### WHAT IS REQUIRED
Every line that holds the string "attached" is to be identified and copied.

## BEGIN DATA FOR PROCESSING

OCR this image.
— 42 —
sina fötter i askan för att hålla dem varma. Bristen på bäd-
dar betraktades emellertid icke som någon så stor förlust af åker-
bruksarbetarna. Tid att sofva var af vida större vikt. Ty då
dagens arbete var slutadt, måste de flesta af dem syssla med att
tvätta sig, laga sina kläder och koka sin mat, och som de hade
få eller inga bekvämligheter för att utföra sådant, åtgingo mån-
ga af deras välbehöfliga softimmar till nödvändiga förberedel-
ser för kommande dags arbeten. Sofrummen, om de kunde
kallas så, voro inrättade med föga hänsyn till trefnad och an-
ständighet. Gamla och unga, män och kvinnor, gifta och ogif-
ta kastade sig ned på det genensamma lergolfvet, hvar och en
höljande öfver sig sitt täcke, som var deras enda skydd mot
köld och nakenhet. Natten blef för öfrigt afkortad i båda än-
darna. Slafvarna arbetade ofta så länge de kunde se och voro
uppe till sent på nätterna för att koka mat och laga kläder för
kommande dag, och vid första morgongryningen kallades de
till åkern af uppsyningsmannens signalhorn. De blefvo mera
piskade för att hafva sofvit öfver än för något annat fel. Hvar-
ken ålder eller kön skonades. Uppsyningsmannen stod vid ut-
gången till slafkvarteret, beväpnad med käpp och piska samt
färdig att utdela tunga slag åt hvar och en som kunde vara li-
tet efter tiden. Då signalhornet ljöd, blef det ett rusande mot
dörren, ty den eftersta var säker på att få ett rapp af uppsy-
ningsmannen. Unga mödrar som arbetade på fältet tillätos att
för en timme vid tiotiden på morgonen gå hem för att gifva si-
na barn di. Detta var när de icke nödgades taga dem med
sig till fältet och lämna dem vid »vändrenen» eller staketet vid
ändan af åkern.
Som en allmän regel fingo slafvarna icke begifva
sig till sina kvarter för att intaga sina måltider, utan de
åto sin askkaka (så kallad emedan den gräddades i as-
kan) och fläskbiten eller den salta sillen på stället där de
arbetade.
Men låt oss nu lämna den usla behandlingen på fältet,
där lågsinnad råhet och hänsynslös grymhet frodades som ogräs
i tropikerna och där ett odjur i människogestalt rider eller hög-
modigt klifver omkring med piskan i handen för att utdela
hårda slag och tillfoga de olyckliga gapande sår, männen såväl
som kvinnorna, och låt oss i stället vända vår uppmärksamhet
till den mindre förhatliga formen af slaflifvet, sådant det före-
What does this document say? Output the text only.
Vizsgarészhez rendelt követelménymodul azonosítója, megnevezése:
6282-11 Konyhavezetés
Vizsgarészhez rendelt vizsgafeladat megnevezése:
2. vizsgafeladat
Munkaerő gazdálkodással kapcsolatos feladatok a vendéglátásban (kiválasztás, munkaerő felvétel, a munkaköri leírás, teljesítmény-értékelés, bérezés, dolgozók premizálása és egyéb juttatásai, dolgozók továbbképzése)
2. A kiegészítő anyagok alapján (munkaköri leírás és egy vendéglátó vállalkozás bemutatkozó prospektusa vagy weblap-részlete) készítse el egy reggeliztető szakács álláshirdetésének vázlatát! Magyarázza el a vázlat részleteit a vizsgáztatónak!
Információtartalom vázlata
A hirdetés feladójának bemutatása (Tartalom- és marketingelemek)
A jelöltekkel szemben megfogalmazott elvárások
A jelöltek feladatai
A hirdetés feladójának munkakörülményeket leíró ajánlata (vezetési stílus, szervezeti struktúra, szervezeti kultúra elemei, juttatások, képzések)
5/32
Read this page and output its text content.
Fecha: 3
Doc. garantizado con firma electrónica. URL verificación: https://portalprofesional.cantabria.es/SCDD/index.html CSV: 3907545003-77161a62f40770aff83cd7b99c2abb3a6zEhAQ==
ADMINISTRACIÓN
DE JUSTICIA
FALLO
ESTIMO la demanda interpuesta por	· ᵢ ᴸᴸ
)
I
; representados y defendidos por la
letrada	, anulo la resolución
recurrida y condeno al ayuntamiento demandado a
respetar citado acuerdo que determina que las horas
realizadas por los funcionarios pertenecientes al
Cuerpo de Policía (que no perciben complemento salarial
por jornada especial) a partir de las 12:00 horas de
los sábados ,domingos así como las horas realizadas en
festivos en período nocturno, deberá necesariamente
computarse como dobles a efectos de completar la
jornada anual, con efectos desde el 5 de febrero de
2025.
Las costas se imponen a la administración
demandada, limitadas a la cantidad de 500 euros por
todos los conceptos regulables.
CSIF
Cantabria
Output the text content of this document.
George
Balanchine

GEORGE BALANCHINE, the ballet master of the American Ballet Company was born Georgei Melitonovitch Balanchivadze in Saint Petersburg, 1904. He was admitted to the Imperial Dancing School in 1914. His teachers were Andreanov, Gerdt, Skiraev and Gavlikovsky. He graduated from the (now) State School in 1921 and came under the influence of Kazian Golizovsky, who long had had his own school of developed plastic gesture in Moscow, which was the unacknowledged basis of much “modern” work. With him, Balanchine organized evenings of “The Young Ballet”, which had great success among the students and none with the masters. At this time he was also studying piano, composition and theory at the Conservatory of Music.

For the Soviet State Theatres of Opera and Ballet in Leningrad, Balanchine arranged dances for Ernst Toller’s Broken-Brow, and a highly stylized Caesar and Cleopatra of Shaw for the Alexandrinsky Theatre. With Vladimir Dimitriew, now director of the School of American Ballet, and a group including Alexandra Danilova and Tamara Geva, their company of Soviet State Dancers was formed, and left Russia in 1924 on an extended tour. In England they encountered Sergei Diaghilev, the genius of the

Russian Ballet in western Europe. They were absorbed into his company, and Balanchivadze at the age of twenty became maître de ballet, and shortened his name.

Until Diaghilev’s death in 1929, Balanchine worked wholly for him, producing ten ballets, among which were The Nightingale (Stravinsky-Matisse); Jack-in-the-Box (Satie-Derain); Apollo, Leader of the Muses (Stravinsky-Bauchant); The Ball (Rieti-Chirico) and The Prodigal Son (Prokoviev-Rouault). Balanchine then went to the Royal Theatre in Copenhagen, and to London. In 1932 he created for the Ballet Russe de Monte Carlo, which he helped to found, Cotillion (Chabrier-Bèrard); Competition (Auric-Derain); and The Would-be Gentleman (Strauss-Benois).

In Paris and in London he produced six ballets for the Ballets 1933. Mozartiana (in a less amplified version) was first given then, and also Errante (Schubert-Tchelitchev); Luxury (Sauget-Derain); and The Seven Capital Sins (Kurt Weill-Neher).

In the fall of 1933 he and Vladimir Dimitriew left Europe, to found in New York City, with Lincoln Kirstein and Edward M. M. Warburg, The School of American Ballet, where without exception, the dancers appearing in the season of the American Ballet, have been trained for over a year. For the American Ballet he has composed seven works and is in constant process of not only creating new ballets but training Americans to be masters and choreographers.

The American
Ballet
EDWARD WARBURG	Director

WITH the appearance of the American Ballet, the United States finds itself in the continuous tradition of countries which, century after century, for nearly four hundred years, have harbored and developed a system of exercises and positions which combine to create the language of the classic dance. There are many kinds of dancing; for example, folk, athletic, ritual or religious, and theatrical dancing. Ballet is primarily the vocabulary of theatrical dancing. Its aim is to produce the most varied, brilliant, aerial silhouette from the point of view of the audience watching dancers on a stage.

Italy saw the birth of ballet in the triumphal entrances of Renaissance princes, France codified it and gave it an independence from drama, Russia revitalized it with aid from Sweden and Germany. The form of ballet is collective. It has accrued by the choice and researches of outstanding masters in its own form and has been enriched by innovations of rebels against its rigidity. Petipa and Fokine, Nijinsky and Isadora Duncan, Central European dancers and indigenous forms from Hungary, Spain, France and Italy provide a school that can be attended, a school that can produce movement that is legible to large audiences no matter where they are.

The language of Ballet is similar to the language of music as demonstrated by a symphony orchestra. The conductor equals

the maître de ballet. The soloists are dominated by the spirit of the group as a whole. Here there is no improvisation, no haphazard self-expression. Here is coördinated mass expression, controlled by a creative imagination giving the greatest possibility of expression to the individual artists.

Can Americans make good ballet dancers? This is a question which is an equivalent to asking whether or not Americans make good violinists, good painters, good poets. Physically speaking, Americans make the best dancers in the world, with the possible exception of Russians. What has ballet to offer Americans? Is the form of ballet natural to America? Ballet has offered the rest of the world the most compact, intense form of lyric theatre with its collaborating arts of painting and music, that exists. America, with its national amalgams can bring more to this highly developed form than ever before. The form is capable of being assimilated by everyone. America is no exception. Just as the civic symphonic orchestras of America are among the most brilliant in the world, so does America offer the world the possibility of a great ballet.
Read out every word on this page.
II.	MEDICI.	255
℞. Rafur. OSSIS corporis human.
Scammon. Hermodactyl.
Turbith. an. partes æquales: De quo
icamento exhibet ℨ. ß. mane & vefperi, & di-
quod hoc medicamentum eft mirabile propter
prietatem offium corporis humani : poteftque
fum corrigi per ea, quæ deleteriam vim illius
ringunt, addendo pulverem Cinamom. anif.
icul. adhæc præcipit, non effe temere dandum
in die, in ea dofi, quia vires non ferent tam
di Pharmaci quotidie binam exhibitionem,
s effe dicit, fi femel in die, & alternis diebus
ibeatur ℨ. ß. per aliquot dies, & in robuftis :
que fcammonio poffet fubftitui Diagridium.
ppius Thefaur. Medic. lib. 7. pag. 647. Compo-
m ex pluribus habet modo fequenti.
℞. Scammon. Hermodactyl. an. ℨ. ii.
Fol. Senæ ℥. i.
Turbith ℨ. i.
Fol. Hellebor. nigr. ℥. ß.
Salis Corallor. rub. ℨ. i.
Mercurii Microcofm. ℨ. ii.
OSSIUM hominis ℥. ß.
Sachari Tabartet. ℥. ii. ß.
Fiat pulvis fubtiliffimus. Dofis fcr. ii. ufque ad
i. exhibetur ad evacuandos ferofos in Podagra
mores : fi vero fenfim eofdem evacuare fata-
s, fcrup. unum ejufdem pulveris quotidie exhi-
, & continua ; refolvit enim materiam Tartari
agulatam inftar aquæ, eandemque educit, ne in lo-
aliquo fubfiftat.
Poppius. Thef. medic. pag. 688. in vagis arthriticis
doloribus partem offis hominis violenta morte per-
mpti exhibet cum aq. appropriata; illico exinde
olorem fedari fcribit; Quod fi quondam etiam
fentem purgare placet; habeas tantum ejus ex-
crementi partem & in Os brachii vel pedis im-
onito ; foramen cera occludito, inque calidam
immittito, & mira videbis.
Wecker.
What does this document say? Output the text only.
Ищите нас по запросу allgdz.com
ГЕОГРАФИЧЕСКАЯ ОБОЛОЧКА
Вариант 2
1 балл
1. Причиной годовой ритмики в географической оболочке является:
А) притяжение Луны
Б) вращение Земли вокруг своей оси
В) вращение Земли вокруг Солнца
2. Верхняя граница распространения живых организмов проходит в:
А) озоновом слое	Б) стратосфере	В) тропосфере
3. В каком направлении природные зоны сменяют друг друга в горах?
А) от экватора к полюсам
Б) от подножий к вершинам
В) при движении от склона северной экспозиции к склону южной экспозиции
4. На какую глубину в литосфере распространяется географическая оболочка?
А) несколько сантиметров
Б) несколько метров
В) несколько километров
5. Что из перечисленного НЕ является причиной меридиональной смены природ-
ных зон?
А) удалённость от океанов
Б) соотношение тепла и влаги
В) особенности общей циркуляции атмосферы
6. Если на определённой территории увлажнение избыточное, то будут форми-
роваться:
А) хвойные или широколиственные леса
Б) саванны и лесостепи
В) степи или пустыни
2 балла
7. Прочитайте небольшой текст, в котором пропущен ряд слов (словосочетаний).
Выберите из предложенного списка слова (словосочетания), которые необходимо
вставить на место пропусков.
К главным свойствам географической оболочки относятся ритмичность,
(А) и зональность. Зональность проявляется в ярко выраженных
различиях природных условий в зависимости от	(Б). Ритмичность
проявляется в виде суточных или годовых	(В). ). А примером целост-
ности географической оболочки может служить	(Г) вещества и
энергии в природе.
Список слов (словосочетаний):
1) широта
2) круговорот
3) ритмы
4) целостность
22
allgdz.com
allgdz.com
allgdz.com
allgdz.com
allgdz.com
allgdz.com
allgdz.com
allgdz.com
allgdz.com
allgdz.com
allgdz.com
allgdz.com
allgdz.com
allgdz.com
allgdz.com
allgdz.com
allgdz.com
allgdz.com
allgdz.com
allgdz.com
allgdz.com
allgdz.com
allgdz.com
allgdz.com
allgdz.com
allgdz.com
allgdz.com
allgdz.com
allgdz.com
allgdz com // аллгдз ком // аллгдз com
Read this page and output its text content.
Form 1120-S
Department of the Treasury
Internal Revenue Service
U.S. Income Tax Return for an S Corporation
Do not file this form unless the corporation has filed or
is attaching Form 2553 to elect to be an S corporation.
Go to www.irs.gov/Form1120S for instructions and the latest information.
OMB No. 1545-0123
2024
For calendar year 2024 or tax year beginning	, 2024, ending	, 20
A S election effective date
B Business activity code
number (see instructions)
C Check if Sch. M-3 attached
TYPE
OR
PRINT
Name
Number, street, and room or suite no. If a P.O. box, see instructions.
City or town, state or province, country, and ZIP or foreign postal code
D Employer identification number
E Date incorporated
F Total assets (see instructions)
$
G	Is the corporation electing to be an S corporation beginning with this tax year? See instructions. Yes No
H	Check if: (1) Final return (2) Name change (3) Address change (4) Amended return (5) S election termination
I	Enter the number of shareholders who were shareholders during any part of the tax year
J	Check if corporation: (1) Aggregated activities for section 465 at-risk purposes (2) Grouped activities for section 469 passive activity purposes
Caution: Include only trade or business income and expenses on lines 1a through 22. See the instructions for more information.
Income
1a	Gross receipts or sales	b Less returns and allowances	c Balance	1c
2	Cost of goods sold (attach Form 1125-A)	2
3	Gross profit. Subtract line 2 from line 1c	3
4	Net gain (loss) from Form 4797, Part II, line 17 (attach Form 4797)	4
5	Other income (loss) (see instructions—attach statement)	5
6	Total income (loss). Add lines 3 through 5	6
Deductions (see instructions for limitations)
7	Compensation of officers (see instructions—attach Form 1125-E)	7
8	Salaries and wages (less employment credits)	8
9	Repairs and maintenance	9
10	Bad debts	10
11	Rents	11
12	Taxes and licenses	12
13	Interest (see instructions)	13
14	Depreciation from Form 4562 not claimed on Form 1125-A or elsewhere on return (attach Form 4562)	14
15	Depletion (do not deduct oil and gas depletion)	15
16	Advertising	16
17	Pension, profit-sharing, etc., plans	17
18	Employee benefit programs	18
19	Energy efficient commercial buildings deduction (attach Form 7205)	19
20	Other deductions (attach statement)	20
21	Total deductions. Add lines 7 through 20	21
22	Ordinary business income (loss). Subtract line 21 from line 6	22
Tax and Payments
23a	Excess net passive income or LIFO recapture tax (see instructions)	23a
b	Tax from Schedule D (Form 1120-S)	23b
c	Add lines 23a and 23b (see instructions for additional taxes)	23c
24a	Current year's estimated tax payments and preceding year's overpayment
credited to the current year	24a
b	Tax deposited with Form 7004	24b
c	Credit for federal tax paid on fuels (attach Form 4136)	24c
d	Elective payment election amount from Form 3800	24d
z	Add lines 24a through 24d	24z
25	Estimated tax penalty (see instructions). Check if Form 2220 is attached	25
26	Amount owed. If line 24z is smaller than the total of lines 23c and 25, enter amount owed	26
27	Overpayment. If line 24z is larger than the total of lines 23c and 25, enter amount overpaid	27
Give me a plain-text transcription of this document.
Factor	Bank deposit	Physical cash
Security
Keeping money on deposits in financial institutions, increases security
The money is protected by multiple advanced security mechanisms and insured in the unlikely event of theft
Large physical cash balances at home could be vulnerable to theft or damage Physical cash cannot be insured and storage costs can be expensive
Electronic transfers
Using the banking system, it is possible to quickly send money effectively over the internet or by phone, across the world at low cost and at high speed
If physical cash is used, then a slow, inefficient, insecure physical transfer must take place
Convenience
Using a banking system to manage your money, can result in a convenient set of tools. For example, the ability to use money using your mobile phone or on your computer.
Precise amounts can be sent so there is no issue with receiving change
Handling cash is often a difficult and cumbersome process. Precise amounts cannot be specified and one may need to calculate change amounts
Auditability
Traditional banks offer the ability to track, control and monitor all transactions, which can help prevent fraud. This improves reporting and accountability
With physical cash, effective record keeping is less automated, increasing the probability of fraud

## END DATA FOR PROCESSING

### EXERCISE RESPONSE
C Check if Sch. M-3 attached
25	Estimated tax penalty (see instructions). Check if Form 2220 is attached	25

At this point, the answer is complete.